Exercise brief ▸ Skip every picture and transcribe the remaining material exactly.

# Working data start

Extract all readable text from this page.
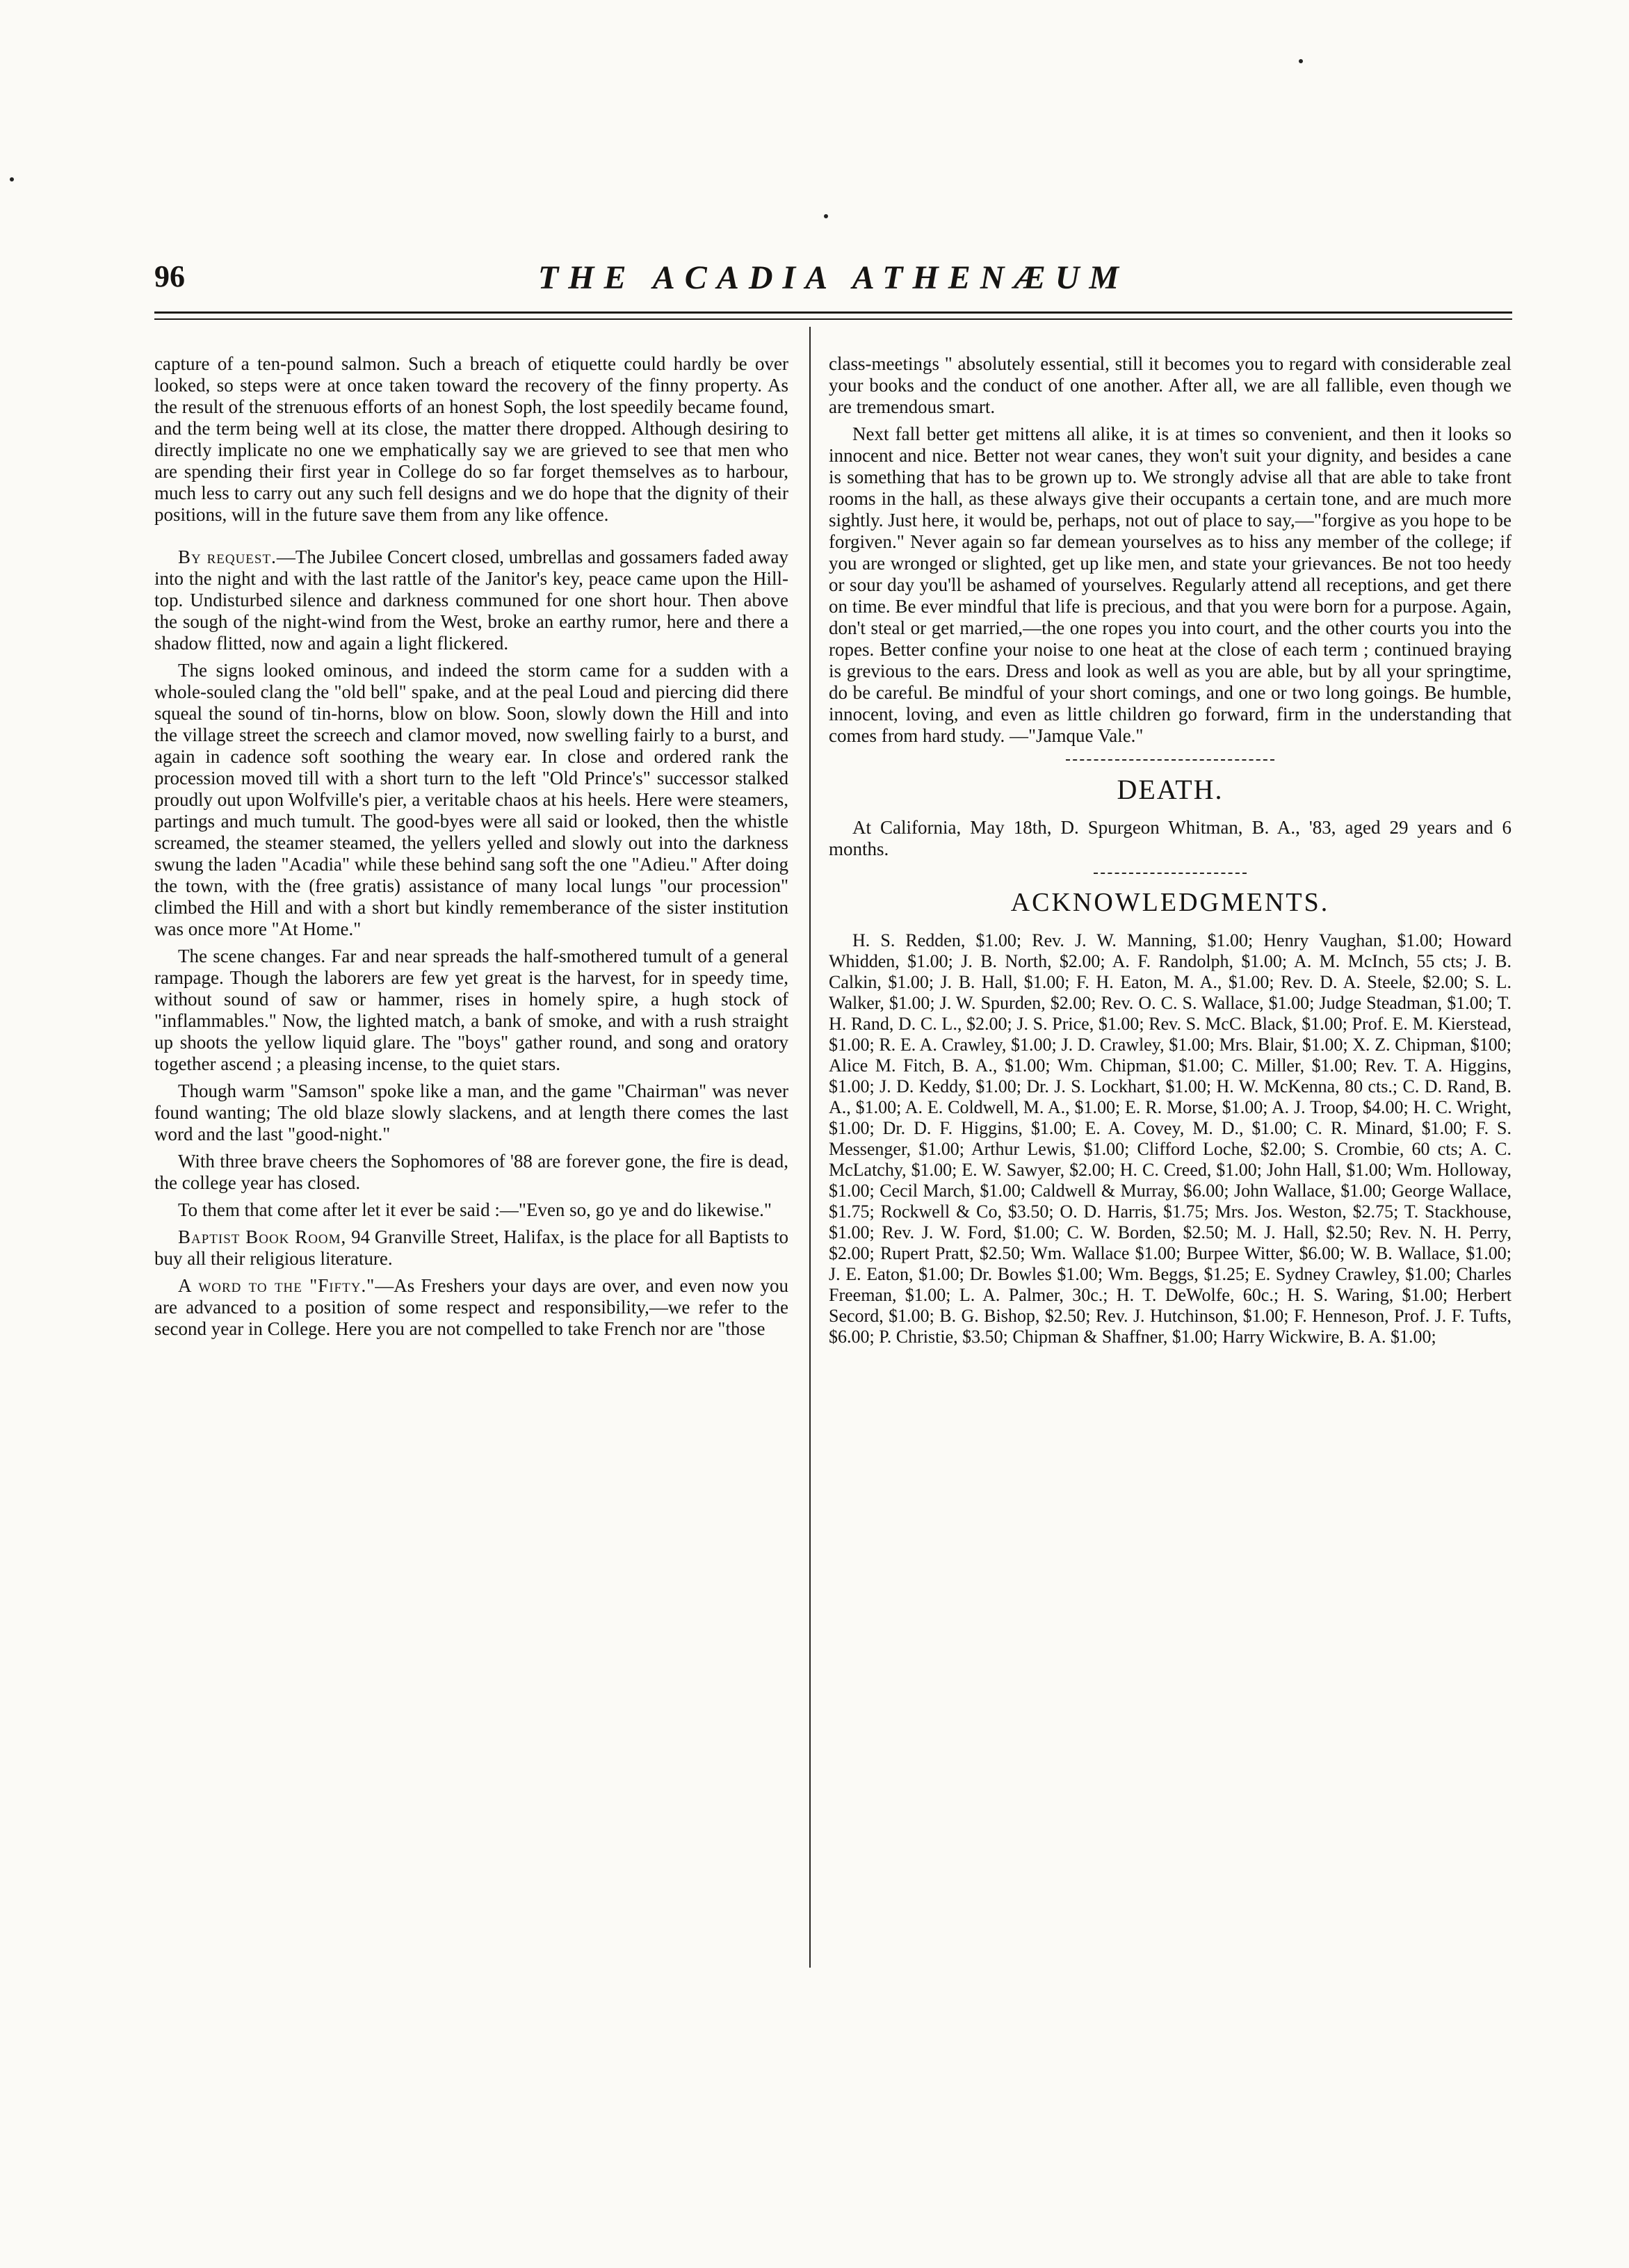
96	THE ACADIA ATHENÆUM

capture of a ten-pound salmon. Such a breach of etiquette could hardly be over looked, so steps were at once taken toward the recovery of the finny property. As the result of the strenuous efforts of an honest Soph, the lost speedily became found, and the term being well at its close, the matter there dropped. Although desiring to directly implicate no one we emphatically say we are grieved to see that men who are spending their first year in College do so far forget themselves as to harbour, much less to carry out any such fell designs and we do hope that the dignity of their positions, will in the future save them from any like offence.

By request.—The Jubilee Concert closed, umbrellas and gossamers faded away into the night and with the last rattle of the Janitor's key, peace came upon the Hill-top. Undisturbed silence and darkness communed for one short hour. Then above the sough of the night-wind from the West, broke an earthy rumor, here and there a shadow flitted, now and again a light flickered.

The signs looked ominous, and indeed the storm came for a sudden with a whole-souled clang the "old bell" spake, and at the peal Loud and piercing did there squeal the sound of tin-horns, blow on blow. Soon, slowly down the Hill and into the village street the screech and clamor moved, now swelling fairly to a burst, and again in cadence soft soothing the weary ear. In close and ordered rank the procession moved till with a short turn to the left "Old Prince's" successor stalked proudly out upon Wolfville's pier, a veritable chaos at his heels. Here were steamers, partings and much tumult. The good-byes were all said or looked, then the whistle screamed, the steamer steamed, the yellers yelled and slowly out into the darkness swung the laden "Acadia" while these behind sang soft the one "Adieu." After doing the town, with the (free gratis) assistance of many local lungs "our procession" climbed the Hill and with a short but kindly rememberance of the sister institution was once more "At Home."

The scene changes. Far and near spreads the half-smothered tumult of a general rampage. Though the laborers are few yet great is the harvest, for in speedy time, without sound of saw or hammer, rises in homely spire, a hugh stock of "inflammables." Now, the lighted match, a bank of smoke, and with a rush straight up shoots the yellow liquid glare. The "boys" gather round, and song and oratory together ascend ; a pleasing incense, to the quiet stars.

Though warm "Samson" spoke like a man, and the game "Chairman" was never found wanting; The old blaze slowly slackens, and at length there comes the last word and the last "good-night."

With three brave cheers the Sophomores of '88 are forever gone, the fire is dead, the college year has closed.

To them that come after let it ever be said :—"Even so, go ye and do likewise."

Baptist Book Room, 94 Granville Street, Halifax, is the place for all Baptists to buy all their religious literature.

A word to the "Fifty."—As Freshers your days are over, and even now you are advanced to a position of some respect and responsibility,—we refer to the second year in College. Here you are not compelled to take French nor are "those

class-meetings " absolutely essential, still it becomes you to regard with considerable zeal your books and the conduct of one another. After all, we are all fallible, even though we are tremendous smart.

Next fall better get mittens all alike, it is at times so convenient, and then it looks so innocent and nice. Better not wear canes, they won't suit your dignity, and besides a cane is something that has to be grown up to. We strongly advise all that are able to take front rooms in the hall, as these always give their occupants a certain tone, and are much more sightly. Just here, it would be, perhaps, not out of place to say,—"forgive as you hope to be forgiven." Never again so far demean yourselves as to hiss any member of the college; if you are wronged or slighted, get up like men, and state your grievances. Be not too heedy or sour day you'll be ashamed of yourselves. Regularly attend all receptions, and get there on time. Be ever mindful that life is precious, and that you were born for a purpose. Again, don't steal or get married,—the one ropes you into court, and the other courts you into the ropes. Better confine your noise to one heat at the close of each term ; continued braying is grevious to the ears. Dress and look as well as you are able, but by all your springtime, do be careful. Be mindful of your short comings, and one or two long goings. Be humble, innocent, loving, and even as little children go forward, firm in the understanding that comes from hard study. —"Jamque Vale."

DEATH.

At California, May 18th, D. Spurgeon Whitman, B. A., '83, aged 29 years and 6 months.

ACKNOWLEDGMENTS.

H. S. Redden, $1.00; Rev. J. W. Manning, $1.00; Henry Vaughan, $1.00; Howard Whidden, $1.00; J. B. North, $2.00; A. F. Randolph, $1.00; A. M. McInch, 55 cts; J. B. Calkin, $1.00; J. B. Hall, $1.00; F. H. Eaton, M. A., $1.00; Rev. D. A. Steele, $2.00; S. L. Walker, $1.00; J. W. Spurden, $2.00; Rev. O. C. S. Wallace, $1.00; Judge Steadman, $1.00; T. H. Rand, D. C. L., $2.00; J. S. Price, $1.00; Rev. S. McC. Black, $1.00; Prof. E. M. Kierstead, $1.00; R. E. A. Crawley, $1.00; J. D. Crawley, $1.00; Mrs. Blair, $1.00; X. Z. Chipman, $100; Alice M. Fitch, B. A., $1.00; Wm. Chipman, $1.00; C. Miller, $1.00; Rev. T. A. Higgins, $1.00; J. D. Keddy, $1.00; Dr. J. S. Lockhart, $1.00; H. W. McKenna, 80 cts.; C. D. Rand, B. A., $1.00; A. E. Coldwell, M. A., $1.00; E. R. Morse, $1.00; A. J. Troop, $4.00; H. C. Wright, $1.00; Dr. D. F. Higgins, $1.00; E. A. Covey, M. D., $1.00; C. R. Minard, $1.00; F. S. Messenger, $1.00; Arthur Lewis, $1.00; Clifford Loche, $2.00; S. Crombie, 60 cts; A. C. McLatchy, $1.00; E. W. Sawyer, $2.00; H. C. Creed, $1.00; John Hall, $1.00; Wm. Holloway, $1.00; Cecil March, $1.00; Caldwell & Murray, $6.00; John Wallace, $1.00; George Wallace, $1.75; Rockwell & Co, $3.50; O. D. Harris, $1.75; Mrs. Jos. Weston, $2.75; T. Stackhouse, $1.00; Rev. J. W. Ford, $1.00; C. W. Borden, $2.50; M. J. Hall, $2.50; Rev. N. H. Perry, $2.00; Rupert Pratt, $2.50; Wm. Wallace $1.00; Burpee Witter, $6.00; W. B. Wallace, $1.00; J. E. Eaton, $1.00; Dr. Bowles $1.00; Wm. Beggs, $1.25; E. Sydney Crawley, $1.00; Charles Freeman, $1.00; L. A. Palmer, 30c.; H. T. DeWolfe, 60c.; H. S. Waring, $1.00; Herbert Secord, $1.00; B. G. Bishop, $2.50; Rev. J. Hutchinson, $1.00; F. Henneson, Prof. J. F. Tufts, $6.00; P. Christie, $3.50; Chipman & Shaffner, $1.00; Harry Wickwire, B. A. $1.00;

# Working data end

Result for this exercise ▸
Extract all readable text from this page.
96	THE ACADIA ATHENÆUM

capture of a ten-pound salmon. Such a breach of etiquette could hardly be over looked, so steps were at once taken toward the recovery of the finny property. As the result of the strenuous efforts of an honest Soph, the lost speedily became found, and the term being well at its close, the matter there dropped. Although desiring to directly implicate no one we emphatically say we are grieved to see that men who are spending their first year in College do so far forget themselves as to harbour, much less to carry out any such fell designs and we do hope that the dignity of their positions, will in the future save them from any like offence.

By request.—The Jubilee Concert closed, umbrellas and gossamers faded away into the night and with the last rattle of the Janitor's key, peace came upon the Hill-top. Undisturbed silence and darkness communed for one short hour. Then above the sough of the night-wind from the West, broke an earthy rumor, here and there a shadow flitted, now and again a light flickered.

The signs looked ominous, and indeed the storm came for a sudden with a whole-souled clang the "old bell" spake, and at the peal Loud and piercing did there squeal the sound of tin-horns, blow on blow. Soon, slowly down the Hill and into the village street the screech and clamor moved, now swelling fairly to a burst, and again in cadence soft soothing the weary ear. In close and ordered rank the procession moved till with a short turn to the left "Old Prince's" successor stalked proudly out upon Wolfville's pier, a veritable chaos at his heels. Here were steamers, partings and much tumult. The good-byes were all said or looked, then the whistle screamed, the steamer steamed, the yellers yelled and slowly out into the darkness swung the laden "Acadia" while these behind sang soft the one "Adieu." After doing the town, with the (free gratis) assistance of many local lungs "our procession" climbed the Hill and with a short but kindly rememberance of the sister institution was once more "At Home."

The scene changes. Far and near spreads the half-smothered tumult of a general rampage. Though the laborers are few yet great is the harvest, for in speedy time, without sound of saw or hammer, rises in homely spire, a hugh stock of "inflammables." Now, the lighted match, a bank of smoke, and with a rush straight up shoots the yellow liquid glare. The "boys" gather round, and song and oratory together ascend ; a pleasing incense, to the quiet stars.

Though warm "Samson" spoke like a man, and the game "Chairman" was never found wanting; The old blaze slowly slackens, and at length there comes the last word and the last "good-night."

With three brave cheers the Sophomores of '88 are forever gone, the fire is dead, the college year has closed.

To them that come after let it ever be said :—"Even so, go ye and do likewise."

Baptist Book Room, 94 Granville Street, Halifax, is the place for all Baptists to buy all their religious literature.

A word to the "Fifty."—As Freshers your days are over, and even now you are advanced to a position of some respect and responsibility,—we refer to the second year in College. Here you are not compelled to take French nor are "those

class-meetings " absolutely essential, still it becomes you to regard with considerable zeal your books and the conduct of one another. After all, we are all fallible, even though we are tremendous smart.

Next fall better get mittens all alike, it is at times so convenient, and then it looks so innocent and nice. Better not wear canes, they won't suit your dignity, and besides a cane is something that has to be grown up to. We strongly advise all that are able to take front rooms in the hall, as these always give their occupants a certain tone, and are much more sightly. Just here, it would be, perhaps, not out of place to say,—"forgive as you hope to be forgiven." Never again so far demean yourselves as to hiss any member of the college; if you are wronged or slighted, get up like men, and state your grievances. Be not too heedy or sour day you'll be ashamed of yourselves. Regularly attend all receptions, and get there on time. Be ever mindful that life is precious, and that you were born for a purpose. Again, don't steal or get married,—the one ropes you into court, and the other courts you into the ropes. Better confine your noise to one heat at the close of each term ; continued braying is grevious to the ears. Dress and look as well as you are able, but by all your springtime, do be careful. Be mindful of your short comings, and one or two long goings. Be humble, innocent, loving, and even as little children go forward, firm in the understanding that comes from hard study. —"Jamque Vale."

DEATH.

At California, May 18th, D. Spurgeon Whitman, B. A., '83, aged 29 years and 6 months.

ACKNOWLEDGMENTS.

H. S. Redden, $1.00; Rev. J. W. Manning, $1.00; Henry Vaughan, $1.00; Howard Whidden, $1.00; J. B. North, $2.00; A. F. Randolph, $1.00; A. M. McInch, 55 cts; J. B. Calkin, $1.00; J. B. Hall, $1.00; F. H. Eaton, M. A., $1.00; Rev. D. A. Steele, $2.00; S. L. Walker, $1.00; J. W. Spurden, $2.00; Rev. O. C. S. Wallace, $1.00; Judge Steadman, $1.00; T. H. Rand, D. C. L., $2.00; J. S. Price, $1.00; Rev. S. McC. Black, $1.00; Prof. E. M. Kierstead, $1.00; R. E. A. Crawley, $1.00; J. D. Crawley, $1.00; Mrs. Blair, $1.00; X. Z. Chipman, $100; Alice M. Fitch, B. A., $1.00; Wm. Chipman, $1.00; C. Miller, $1.00; Rev. T. A. Higgins, $1.00; J. D. Keddy, $1.00; Dr. J. S. Lockhart, $1.00; H. W. McKenna, 80 cts.; C. D. Rand, B. A., $1.00; A. E. Coldwell, M. A., $1.00; E. R. Morse, $1.00; A. J. Troop, $4.00; H. C. Wright, $1.00; Dr. D. F. Higgins, $1.00; E. A. Covey, M. D., $1.00; C. R. Minard, $1.00; F. S. Messenger, $1.00; Arthur Lewis, $1.00; Clifford Loche, $2.00; S. Crombie, 60 cts; A. C. McLatchy, $1.00; E. W. Sawyer, $2.00; H. C. Creed, $1.00; John Hall, $1.00; Wm. Holloway, $1.00; Cecil March, $1.00; Caldwell & Murray, $6.00; John Wallace, $1.00; George Wallace, $1.75; Rockwell & Co, $3.50; O. D. Harris, $1.75; Mrs. Jos. Weston, $2.75; T. Stackhouse, $1.00; Rev. J. W. Ford, $1.00; C. W. Borden, $2.50; M. J. Hall, $2.50; Rev. N. H. Perry, $2.00; Rupert Pratt, $2.50; Wm. Wallace $1.00; Burpee Witter, $6.00; W. B. Wallace, $1.00; J. E. Eaton, $1.00; Dr. Bowles $1.00; Wm. Beggs, $1.25; E. Sydney Crawley, $1.00; Charles Freeman, $1.00; L. A. Palmer, 30c.; H. T. DeWolfe, 60c.; H. S. Waring, $1.00; Herbert Secord, $1.00; B. G. Bishop, $2.50; Rev. J. Hutchinson, $1.00; F. Henneson, Prof. J. F. Tufts, $6.00; P. Christie, $3.50; Chipman & Shaffner, $1.00; Harry Wickwire, B. A. $1.00;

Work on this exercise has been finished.